[Task prompt] Reproduce all of the data below without alteration; exclude every picture.

——————

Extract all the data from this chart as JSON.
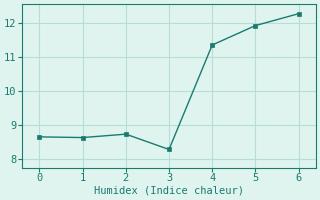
{
  "x": [
    0,
    1,
    2,
    3,
    4,
    5,
    6
  ],
  "y": [
    8.65,
    8.63,
    8.73,
    8.28,
    11.35,
    11.92,
    12.27
  ],
  "line_color": "#1a7a6e",
  "marker": "s",
  "marker_size": 2.5,
  "xlabel": "Humidex (Indice chaleur)",
  "xlim": [
    -0.4,
    6.4
  ],
  "ylim": [
    7.75,
    12.55
  ],
  "yticks": [
    8,
    9,
    10,
    11,
    12
  ],
  "xticks": [
    0,
    1,
    2,
    3,
    4,
    5,
    6
  ],
  "background_color": "#dff4ef",
  "grid_color": "#b8ddd7",
  "label_fontsize": 7.5,
  "tick_fontsize": 7.5,
  "line_width": 1.0
}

——————

[Correct answer]
Extract all the data from this chart as JSON.
{
  "x": [
    0,
    1,
    2,
    3,
    4,
    5,
    6
  ],
  "y": [
    8.65,
    8.63,
    8.73,
    8.28,
    11.35,
    11.92,
    12.27
  ],
  "line_color": "#1a7a6e",
  "marker": "s",
  "marker_size": 2.5,
  "xlabel": "Humidex (Indice chaleur)",
  "xlim": [
    -0.4,
    6.4
  ],
  "ylim": [
    7.75,
    12.55
  ],
  "yticks": [
    8,
    9,
    10,
    11,
    12
  ],
  "xticks": [
    0,
    1,
    2,
    3,
    4,
    5,
    6
  ],
  "background_color": "#dff4ef",
  "grid_color": "#b8ddd7",
  "label_fontsize": 7.5,
  "tick_fontsize": 7.5,
  "line_width": 1.0
}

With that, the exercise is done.